Stated exercise
Please render every line of the material below as a JSON list of strings, one string per line, with blank lines skipped. Leave the pictures out of your answer.

Rows from a layout dataset:
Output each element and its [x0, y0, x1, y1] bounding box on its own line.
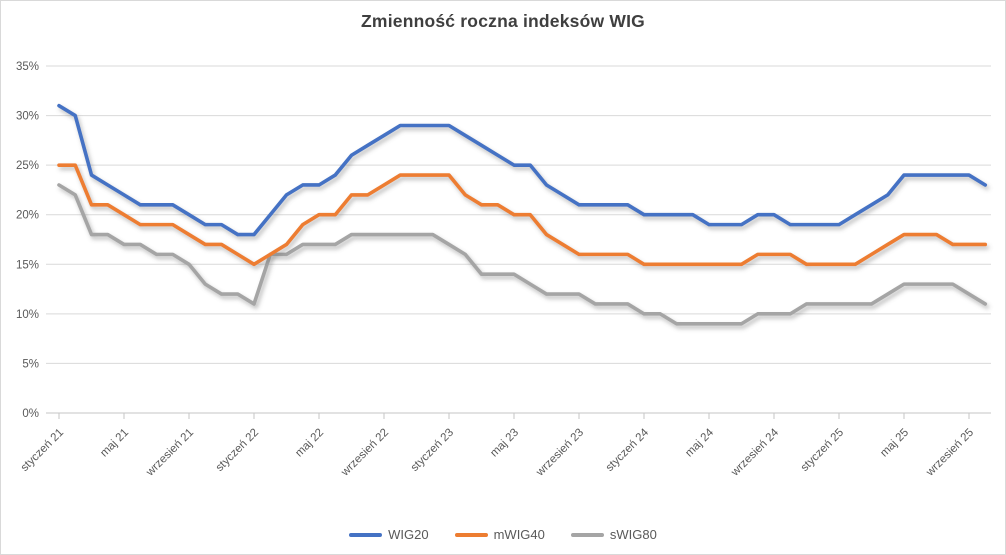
x-tick-label: styczeń 21 — [19, 427, 66, 474]
x-tick-label: wrzesień 25 — [924, 427, 977, 480]
y-tick-label: 35% — [16, 61, 39, 73]
y-axis-labels: 0% 5% 10% 15% 20% 25% 30% 35% — [16, 61, 39, 420]
x-tick-label: maj 23 — [488, 427, 521, 460]
legend-item-mwig40: mWIG40 — [454, 527, 545, 542]
y-tick-label: 0% — [22, 408, 39, 420]
y-tick-label: 25% — [16, 160, 39, 172]
y-tick-label: 5% — [22, 358, 39, 370]
legend-label-wig20: WIG20 — [388, 527, 429, 542]
wig20-line-swatch — [349, 532, 383, 537]
x-tick-label: wrzesień 23 — [534, 427, 587, 480]
x-tick-label: styczeń 22 — [214, 427, 261, 474]
x-tick-label: wrzesień 24 — [729, 426, 782, 479]
y-tick-label: 15% — [16, 259, 39, 271]
x-tick-label: maj 21 — [98, 427, 131, 460]
legend-label-swig80: sWIG80 — [609, 527, 657, 542]
legend-label-mwig40: mWIG40 — [493, 527, 545, 542]
x-tick-label: styczeń 24 — [604, 426, 652, 474]
y-tick-label: 30% — [16, 111, 39, 123]
swig80-line — [57, 183, 988, 326]
x-tick-label: styczeń 23 — [409, 427, 456, 474]
mwig40-line — [57, 163, 988, 267]
x-axis-ticks — [58, 413, 970, 419]
wig20-line — [57, 103, 988, 237]
y-tick-label: 10% — [16, 309, 39, 321]
legend-item-wig20: WIG20 — [349, 527, 429, 542]
x-tick-label: styczeń 25 — [799, 427, 846, 474]
series-lines — [57, 103, 988, 326]
x-tick-label: maj 25 — [878, 427, 911, 460]
x-tick-label: maj 24 — [683, 426, 716, 459]
x-tick-label: wrzesień 21 — [144, 427, 197, 480]
x-tick-label: wrzesień 22 — [339, 427, 392, 480]
swig80-line-swatch — [570, 532, 604, 537]
x-tick-label: maj 22 — [293, 427, 326, 460]
legend: WIG20 mWIG40 sWIG80 — [1, 527, 1005, 542]
x-axis-labels: styczeń 21 maj 21 wrzesień 21 styczeń 22 maj… — [19, 426, 976, 479]
y-tick-label: 20% — [16, 210, 39, 222]
mwig40-line-swatch — [454, 532, 488, 537]
gridlines — [46, 65, 991, 414]
legend-item-swig80: sWIG80 — [570, 527, 657, 542]
chart-title: Zmienność roczna indeksów WIG — [361, 11, 645, 31]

Answer to this task
[
  "Output each element and its [x0, y0, x1, y1] bounding box on its own line.",
  "x-tick-label: styczeń 21 — [19, 427, 66, 474]",
  "x-tick-label: wrzesień 25 — [924, 427, 977, 480]",
  "y-tick-label: 35% — [16, 61, 39, 73]",
  "y-axis-labels: 0% 5% 10% 15% 20% 25% 30% 35% — [16, 61, 39, 420]",
  "x-tick-label: maj 23 — [488, 427, 521, 460]",
  "legend-item-mwig40: mWIG40 — [454, 527, 545, 542]",
  "y-tick-label: 0% — [22, 408, 39, 420]",
  "y-tick-label: 25% — [16, 160, 39, 172]",
  "y-tick-label: 5% — [22, 358, 39, 370]",
  "legend-label-wig20: WIG20 — [388, 527, 429, 542]",
  "wig20-line-swatch — [349, 532, 383, 537]",
  "x-tick-label: wrzesień 23 — [534, 427, 587, 480]",
  "x-tick-label: styczeń 22 — [214, 427, 261, 474]",
  "x-tick-label: wrzesień 24 — [729, 426, 782, 479]",
  "y-tick-label: 15% — [16, 259, 39, 271]",
  "x-tick-label: maj 21 — [98, 427, 131, 460]",
  "legend-label-swig80: sWIG80 — [609, 527, 657, 542]",
  "legend-label-mwig40: mWIG40 — [493, 527, 545, 542]",
  "x-tick-label: styczeń 24 — [604, 426, 652, 474]",
  "y-tick-label: 30% — [16, 111, 39, 123]",
  "swig80-line — [57, 183, 988, 326]",
  "x-tick-label: styczeń 23 — [409, 427, 456, 474]",
  "mwig40-line — [57, 163, 988, 267]",
  "x-axis-ticks — [58, 413, 970, 419]",
  "wig20-line — [57, 103, 988, 237]",
  "y-tick-label: 10% — [16, 309, 39, 321]",
  "legend-item-wig20: WIG20 — [349, 527, 429, 542]",
  "x-tick-label: styczeń 25 — [799, 427, 846, 474]",
  "series-lines — [57, 103, 988, 326]",
  "x-tick-label: maj 25 — [878, 427, 911, 460]",
  "x-tick-label: maj 24 — [683, 426, 716, 459]",
  "x-tick-label: wrzesień 21 — [144, 427, 197, 480]",
  "x-tick-label: wrzesień 22 — [339, 427, 392, 480]",
  "swig80-line-swatch — [570, 532, 604, 537]",
  "x-tick-label: maj 22 — [293, 427, 326, 460]",
  "legend: WIG20 mWIG40 sWIG80 — [1, 527, 1005, 542]",
  "x-axis-labels: styczeń 21 maj 21 wrzesień 21 styczeń 22 maj… — [19, 426, 976, 479]",
  "y-tick-label: 20% — [16, 210, 39, 222]",
  "mwig40-line-swatch — [454, 532, 488, 537]",
  "gridlines — [46, 65, 991, 414]",
  "legend-item-swig80: sWIG80 — [570, 527, 657, 542]",
  "chart-title: Zmienność roczna indeksów WIG — [361, 11, 645, 31]"
]